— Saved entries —
===

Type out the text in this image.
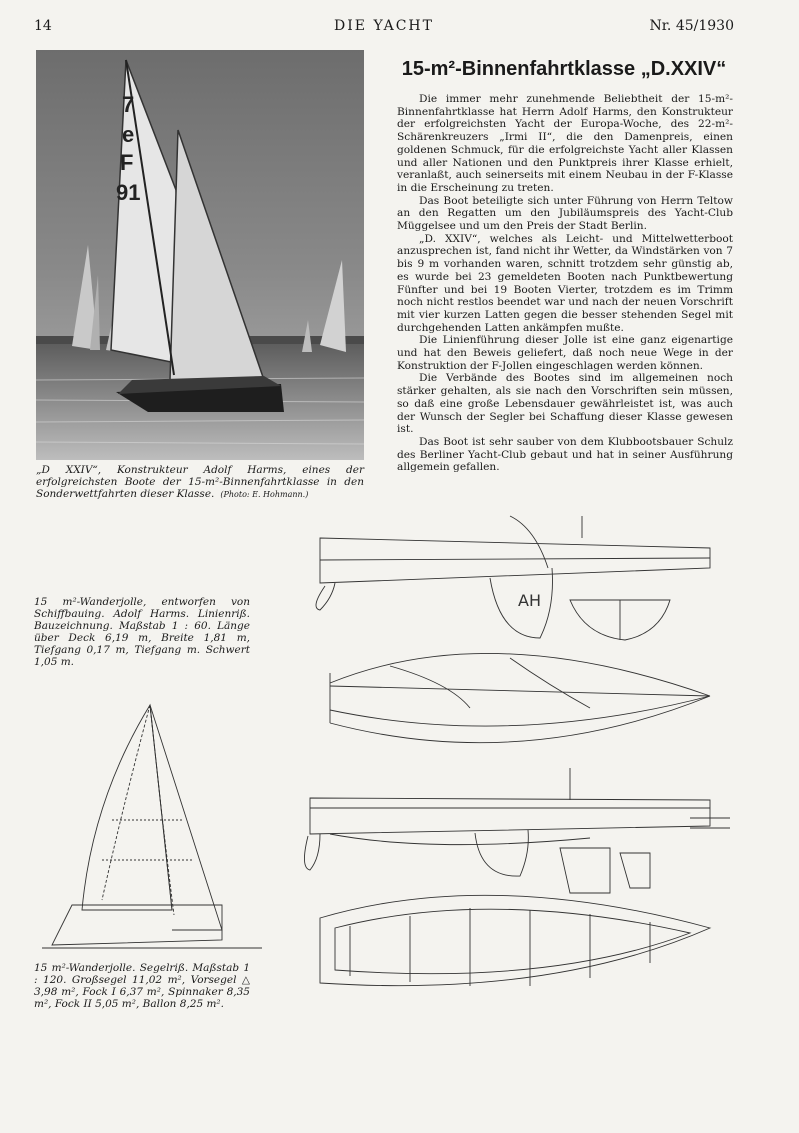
14	DIE YACHT	Nr. 45/1930
7
e
F
91
„D XXIV“, Konstrukteur Adolf Harms, eines der erfolgreichsten Boote der 15-m²-Binnenfahrtklasse in den Sonderwettfahrten dieser Klasse. (Photo: E. Hohmann.)
15-m²-Binnenfahrtklasse „D.XXIV“

Die immer mehr zunehmende Beliebtheit der 15-m²-Binnenfahrtklasse hat Herrn Adolf Harms, den Konstrukteur der erfolgreichsten Yacht der Europa-Woche, des 22-m²-Schärenkreuzers „Irmi II“, die den Damenpreis, einen goldenen Schmuck, für die erfolgreichste Yacht aller Klassen und aller Nationen und den Punktpreis ihrer Klasse erhielt, veranlaßt, auch seinerseits mit einem Neubau in der F-Klasse in die Erscheinung zu treten.

Das Boot beteiligte sich unter Führung von Herrn Teltow an den Regatten um den Jubiläumspreis des Yacht-Club Müggelsee und um den Preis der Stadt Berlin.

„D. XXIV“, welches als Leicht- und Mittelwetterboot anzusprechen ist, fand nicht ihr Wetter, da Windstärken von 7 bis 9 m vorhanden waren, schnitt trotzdem sehr günstig ab, es wurde bei 23 gemeldeten Booten nach Punktbewertung Fünfter und bei 19 Booten Vierter, trotzdem es im Trimm noch nicht restlos beendet war und nach der neuen Vorschrift mit vier kurzen Latten gegen die besser stehenden Segel mit durchgehenden Latten ankämpfen mußte.

Die Linienführung dieser Jolle ist eine ganz eigenartige und hat den Beweis geliefert, daß noch neue Wege in der Konstruktion der F-Jollen eingeschlagen werden können.

Die Verbände des Bootes sind im allgemeinen noch stärker gehalten, als sie nach den Vorschriften sein müssen, so daß eine große Lebensdauer gewährleistet ist, was auch der Wunsch der Segler bei Schaffung dieser Klasse gewesen ist.

Das Boot ist sehr sauber von dem Klubbootsbauer Schulz des Berliner Yacht-Club gebaut und hat in seiner Ausführung allgemein gefallen.

AH
15 m²-Wanderjolle, entworfen von Schiffbauing. Adolf Harms. Linienriß. Bauzeichnung. Maßstab 1 : 60. Länge über Deck 6,19 m, Breite 1,81 m, Tiefgang 0,17 m, Tiefgang m. Schwert 1,05 m.
15 m²-Wanderjolle. Segelriß. Maßstab 1 : 120. Großsegel 11,02 m², Vorsegel △ 3,98 m², Fock I 6,37 m², Spinnaker 8,35 m², Fock II 5,05 m², Ballon 8,25 m².
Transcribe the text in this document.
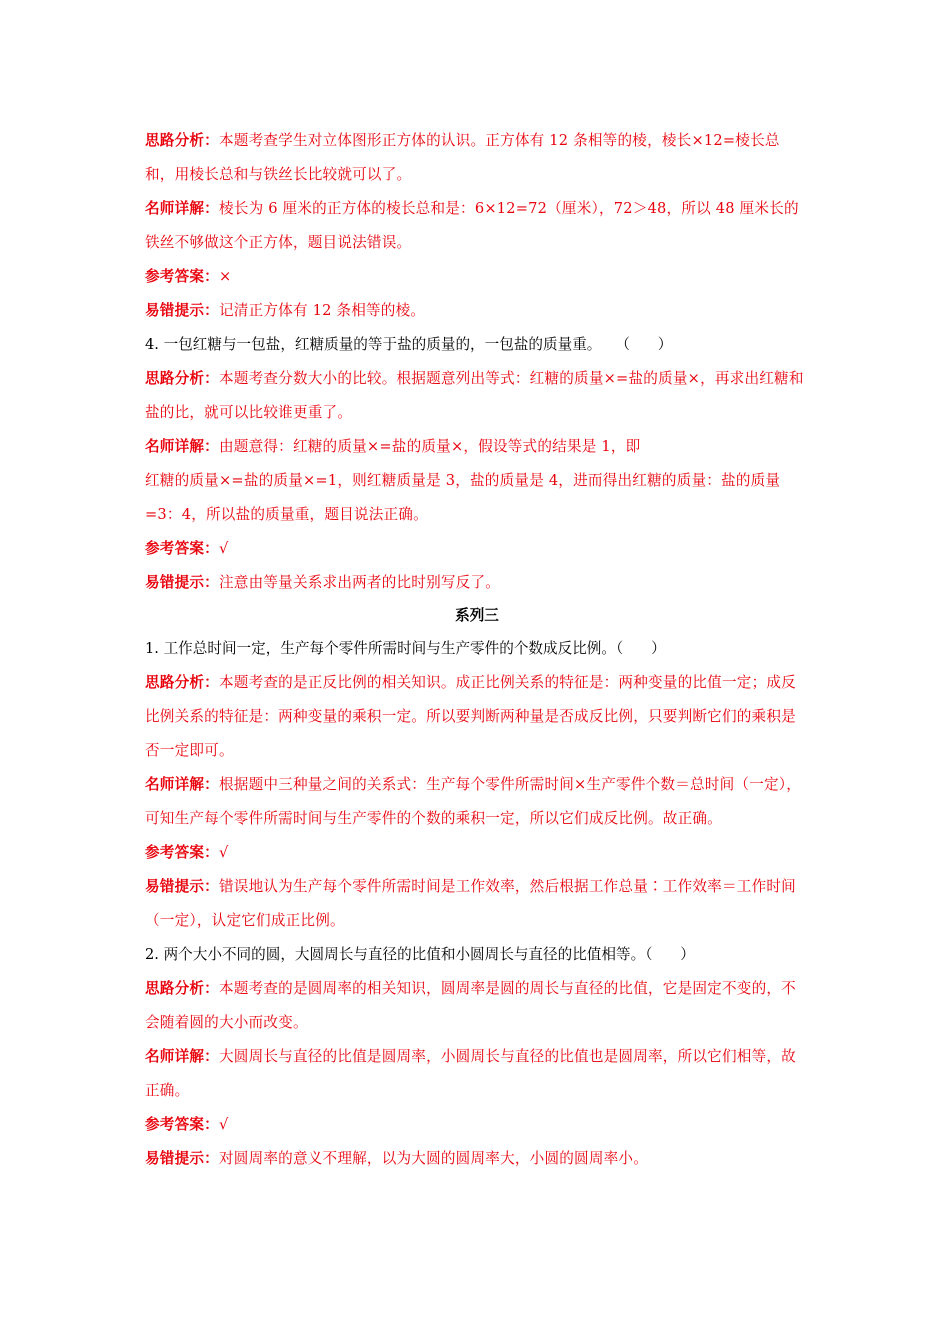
思路分析：本题考查学生对立体图形正方体的认识。正方体有 12 条相等的棱，棱长×12=棱长总和，用棱长总和与铁丝长比较就可以了。

名师详解：棱长为 6 厘米的正方体的棱长总和是：6×12=72（厘米），72＞48，所以 48 厘米长的铁丝不够做这个正方体，题目说法错误。

参考答案：×

易错提示：记清正方体有 12 条相等的棱。

4. 一包红糖与一包盐，红糖质量的等于盐的质量的，一包盐的质量重。 （      ）

思路分析：本题考查分数大小的比较。根据题意列出等式：红糖的质量×=盐的质量×，再求出红糖和盐的比，就可以比较谁更重了。

名师详解：由题意得：红糖的质量×=盐的质量×，假设等式的结果是 1，即
红糖的质量×=盐的质量×=1，则红糖质量是 3，盐的质量是 4，进而得出红糖的质量：盐的质量=3：4，所以盐的质量重，题目说法正确。

参考答案：√

易错提示：注意由等量关系求出两者的比时别写反了。

系列三

1. 工作总时间一定，生产每个零件所需时间与生产零件的个数成反比例。（      ）

思路分析：本题考查的是正反比例的相关知识。成正比例关系的特征是：两种变量的比值一定；成反比例关系的特征是：两种变量的乘积一定。所以要判断两种量是否成反比例，只要判断它们的乘积是否一定即可。

名师详解：根据题中三种量之间的关系式：生产每个零件所需时间×生产零件个数＝总时间（一定），可知生产每个零件所需时间与生产零件的个数的乘积一定，所以它们成反比例。故正确。

参考答案：√

易错提示：错误地认为生产每个零件所需时间是工作效率，然后根据工作总量∶工作效率＝工作时间（一定），认定它们成正比例。

2. 两个大小不同的圆，大圆周长与直径的比值和小圆周长与直径的比值相等。（      ）

思路分析：本题考查的是圆周率的相关知识，圆周率是圆的周长与直径的比值，它是固定不变的，不会随着圆的大小而改变。

名师详解：大圆周长与直径的比值是圆周率，小圆周长与直径的比值也是圆周率，所以它们相等，故正确。

参考答案：√

易错提示：对圆周率的意义不理解，以为大圆的圆周率大，小圆的圆周率小。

===

— Set exercise —
Your output should consist solely of the lines from the line containing "Transcribe the text in this document." through the last line of the entries, verbatim, minus any pictures.

— Reply —
Transcribe the text in this document.
思路分析：本题考查学生对立体图形正方体的认识。正方体有 12 条相等的棱，棱长×12=棱长总和，用棱长总和与铁丝长比较就可以了。

名师详解：棱长为 6 厘米的正方体的棱长总和是：6×12=72（厘米），72＞48，所以 48 厘米长的铁丝不够做这个正方体，题目说法错误。

参考答案：×

易错提示：记清正方体有 12 条相等的棱。

4. 一包红糖与一包盐，红糖质量的等于盐的质量的，一包盐的质量重。 （      ）

思路分析：本题考查分数大小的比较。根据题意列出等式：红糖的质量×=盐的质量×，再求出红糖和盐的比，就可以比较谁更重了。

名师详解：由题意得：红糖的质量×=盐的质量×，假设等式的结果是 1，即
红糖的质量×=盐的质量×=1，则红糖质量是 3，盐的质量是 4，进而得出红糖的质量：盐的质量=3：4，所以盐的质量重，题目说法正确。

参考答案：√

易错提示：注意由等量关系求出两者的比时别写反了。

系列三

1. 工作总时间一定，生产每个零件所需时间与生产零件的个数成反比例。（      ）

思路分析：本题考查的是正反比例的相关知识。成正比例关系的特征是：两种变量的比值一定；成反比例关系的特征是：两种变量的乘积一定。所以要判断两种量是否成反比例，只要判断它们的乘积是否一定即可。

名师详解：根据题中三种量之间的关系式：生产每个零件所需时间×生产零件个数＝总时间（一定），可知生产每个零件所需时间与生产零件的个数的乘积一定，所以它们成反比例。故正确。

参考答案：√

易错提示：错误地认为生产每个零件所需时间是工作效率，然后根据工作总量∶工作效率＝工作时间（一定），认定它们成正比例。

2. 两个大小不同的圆，大圆周长与直径的比值和小圆周长与直径的比值相等。（      ）

思路分析：本题考查的是圆周率的相关知识，圆周率是圆的周长与直径的比值，它是固定不变的，不会随着圆的大小而改变。

名师详解：大圆周长与直径的比值是圆周率，小圆周长与直径的比值也是圆周率，所以它们相等，故正确。

参考答案：√

易错提示：对圆周率的意义不理解，以为大圆的圆周率大，小圆的圆周率小。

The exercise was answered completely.